Dataset records:
▬▬▬▬▬▬
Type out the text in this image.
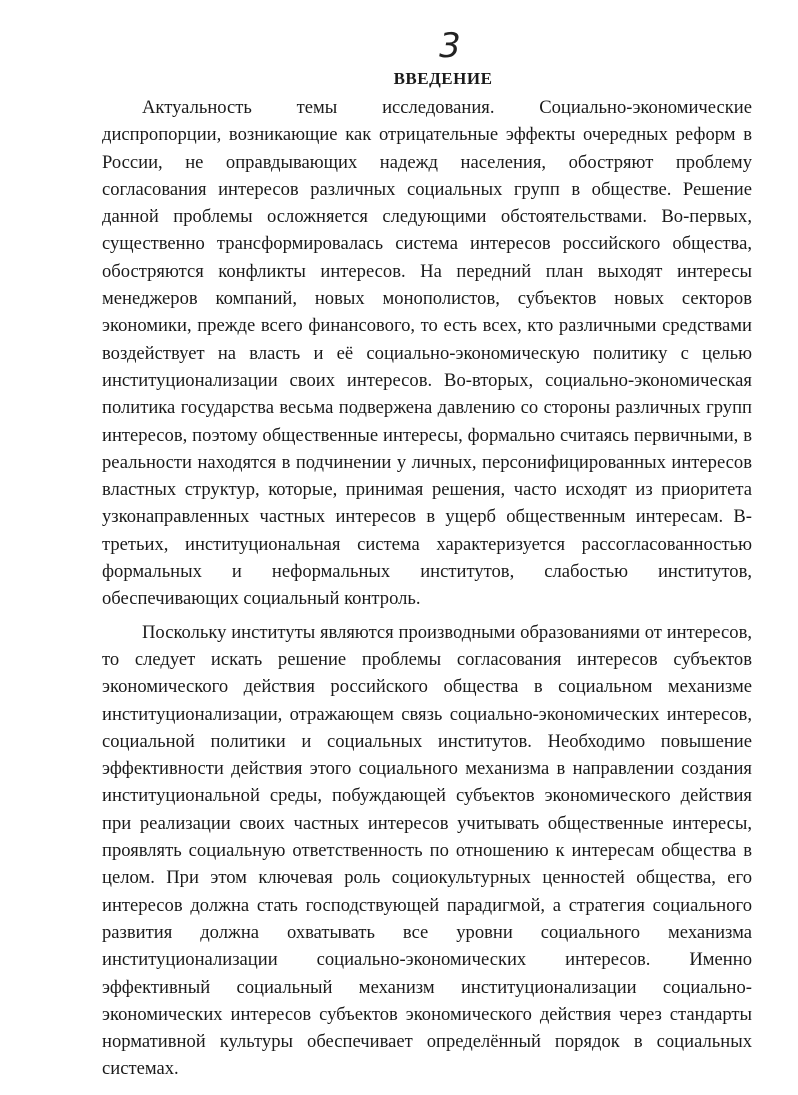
3
ВВЕДЕНИЕ

Актуальность темы исследования. Социально-экономические диспропорции, возникающие как отрицательные эффекты очередных реформ в России, не оправдывающих надежд населения, обостряют проблему согласования интересов различных социальных групп в обществе. Решение данной проблемы осложняется следующими обстоятельствами. Во-первых, существенно трансформировалась система интересов российского общества, обостряются конфликты интересов. На передний план выходят интересы менеджеров компаний, новых монополистов, субъектов новых секторов экономики, прежде всего финансового, то есть всех, кто различными средствами воздействует на власть и её социально-экономическую политику с целью институционализации своих интересов. Во-вторых, социально-экономическая политика государства весьма подвержена давлению со стороны различных групп интересов, поэтому общественные интересы, формально считаясь первичными, в реальности находятся в подчинении у личных, персонифицированных интересов властных структур, которые, принимая решения, часто исходят из приоритета узконаправленных частных интересов в ущерб общественным интересам. В-третьих, институциональная система характеризуется рассогласованностью формальных и неформальных институтов, слабостью институтов, обеспечивающих социальный контроль.

Поскольку институты являются производными образованиями от интересов, то следует искать решение проблемы согласования интересов субъектов экономического действия российского общества в социальном механизме институционализации, отражающем связь социально-экономических интересов, социальной политики и социальных институтов. Необходимо повышение эффективности действия этого социального механизма в направлении создания институциональной среды, побуждающей субъектов экономического действия при реализации своих частных интересов учитывать общественные интересы, проявлять социальную ответственность по отношению к интересам общества в целом. При этом ключевая роль социокультурных ценностей общества, его интересов должна стать господствующей парадигмой, а стратегия социального развития должна охватывать все уровни социального механизма институционализации социально-экономических интересов. Именно эффективный социальный механизм институционализации социально-экономических интересов субъектов экономического действия через стандарты нормативной культуры обеспечивает определённый порядок в социальных системах.
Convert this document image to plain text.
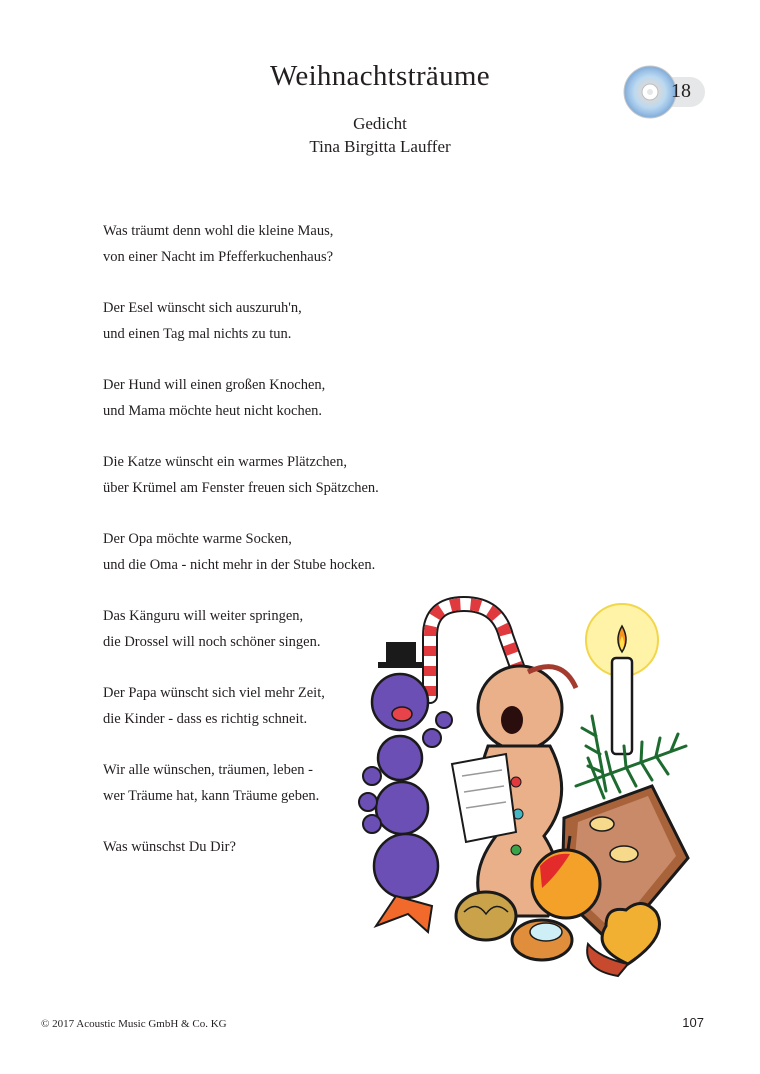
Weihnachtsträume
Gedicht
Tina Birgitta Lauffer
18
Was träumt denn wohl die kleine Maus,
von einer Nacht im Pfefferkuchenhaus?
Der Esel wünscht sich auszuruh'n,
und einen Tag mal nichts zu tun.
Der Hund will einen großen Knochen,
und Mama möchte heut nicht kochen.
Die Katze wünscht ein warmes Plätzchen,
über Krümel am Fenster freuen sich Spätzchen.
Der Opa möchte warme Socken,
und die Oma - nicht mehr in der Stube hocken.
Das Känguru will weiter springen,
die Drossel will noch schöner singen.
Der Papa wünscht sich viel mehr Zeit,
die Kinder - dass es richtig schneit.
Wir alle wünschen, träumen, leben -
wer Träume hat, kann Träume geben.
Was wünschst Du Dir?
© 2017 Acoustic Music GmbH & Co. KG	107
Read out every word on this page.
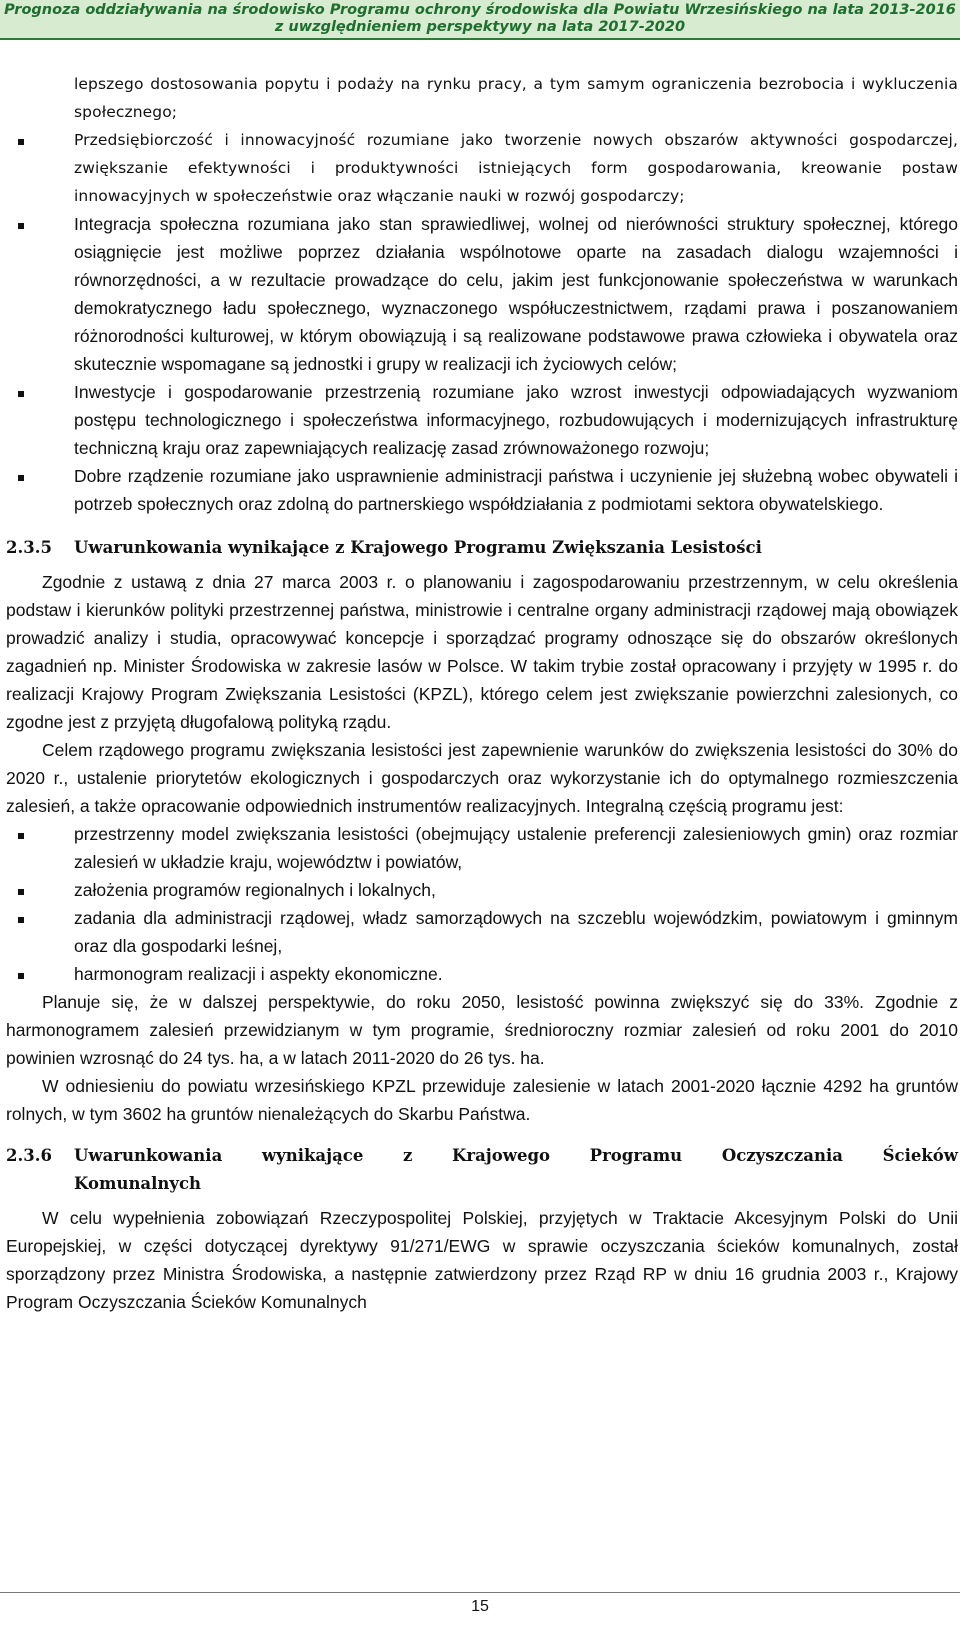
Prognoza oddziaływania na środowisko Programu ochrony środowiska dla Powiatu Wrzesińskiego na lata 2013-2016
z uwzględnieniem perspektywy na lata 2017-2020
lepszego dostosowania popytu i podaży na rynku pracy, a tym samym ograniczenia bezrobocia i wykluczenia społecznego;
Przedsiębiorczość i innowacyjność rozumiane jako tworzenie nowych obszarów aktywności gospodarczej, zwiększanie efektywności i produktywności istniejących form gospodarowania, kreowanie postaw innowacyjnych w społeczeństwie oraz włączanie nauki w rozwój gospodarczy;
Integracja społeczna rozumiana jako stan sprawiedliwej, wolnej od nierówności struktury społecznej, którego osiągnięcie jest możliwe poprzez działania wspólnotowe oparte na zasadach dialogu wzajemności i równorzędności, a w rezultacie prowadzące do celu, jakim jest funkcjonowanie społeczeństwa w warunkach demokratycznego ładu społecznego, wyznaczonego współuczestnictwem, rządami prawa i poszanowaniem różnorodności kulturowej, w którym obowiązują i są realizowane podstawowe prawa człowieka i obywatela oraz skutecznie wspomagane są jednostki i grupy w realizacji ich życiowych celów;
Inwestycje i gospodarowanie przestrzenią rozumiane jako wzrost inwestycji odpowiadających wyzwaniom postępu technologicznego i społeczeństwa informacyjnego, rozbudowujących i modernizujących infrastrukturę techniczną kraju oraz zapewniających realizację zasad zrównoważonego rozwoju;
Dobre rządzenie rozumiane jako usprawnienie administracji państwa i uczynienie jej służebną wobec obywateli i potrzeb społecznych oraz zdolną do partnerskiego współdziałania z podmiotami sektora obywatelskiego.
2.3.5 Uwarunkowania wynikające z Krajowego Programu Zwiększania Lesistości

Zgodnie z ustawą z dnia 27 marca 2003 r. o planowaniu i zagospodarowaniu przestrzennym, w celu określenia podstaw i kierunków polityki przestrzennej państwa, ministrowie i centralne organy administracji rządowej mają obowiązek prowadzić analizy i studia, opracowywać koncepcje i sporządzać programy odnoszące się do obszarów określonych zagadnień np. Minister Środowiska w zakresie lasów w Polsce. W takim trybie został opracowany i przyjęty w 1995 r. do realizacji Krajowy Program Zwiększania Lesistości (KPZL), którego celem jest zwiększanie powierzchni zalesionych, co zgodne jest z przyjętą długofalową polityką rządu.

Celem rządowego programu zwiększania lesistości jest zapewnienie warunków do zwiększenia lesistości do 30% do 2020 r., ustalenie priorytetów ekologicznych i gospodarczych oraz wykorzystanie ich do optymalnego rozmieszczenia zalesień, a także opracowanie odpowiednich instrumentów realizacyjnych. Integralną częścią programu jest:

przestrzenny model zwiększania lesistości (obejmujący ustalenie preferencji zalesieniowych gmin) oraz rozmiar zalesień w układzie kraju, województw i powiatów,
założenia programów regionalnych i lokalnych,
zadania dla administracji rządowej, władz samorządowych na szczeblu wojewódzkim, powiatowym i gminnym oraz dla gospodarki leśnej,
harmonogram realizacji i aspekty ekonomiczne.

Planuje się, że w dalszej perspektywie, do roku 2050, lesistość powinna zwiększyć się do 33%. Zgodnie z harmonogramem zalesień przewidzianym w tym programie, średnioroczny rozmiar zalesień od roku 2001 do 2010 powinien wzrosnąć do 24 tys. ha, a w latach 2011-2020 do 26 tys. ha.

W odniesieniu do powiatu wrzesińskiego KPZL przewiduje zalesienie w latach 2001-2020 łącznie 4292 ha gruntów rolnych, w tym 3602 ha gruntów nienależących do Skarbu Państwa.

2.3.6 Uwarunkowania wynikające z Krajowego Programu Oczyszczania Ścieków
Komunalnych

W celu wypełnienia zobowiązań Rzeczypospolitej Polskiej, przyjętych w Traktacie Akcesyjnym Polski do Unii Europejskiej, w części dotyczącej dyrektywy 91/271/EWG w sprawie oczyszczania ścieków komunalnych, został sporządzony przez Ministra Środowiska, a następnie zatwierdzony przez Rząd RP w dniu 16 grudnia 2003 r., Krajowy Program Oczyszczania Ścieków Komunalnych

15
▬▬▬▬▬▬
Determine how many lines of the data contain "wünscht" and give nothing but that number.

### [CORRECT OUTPUT]
3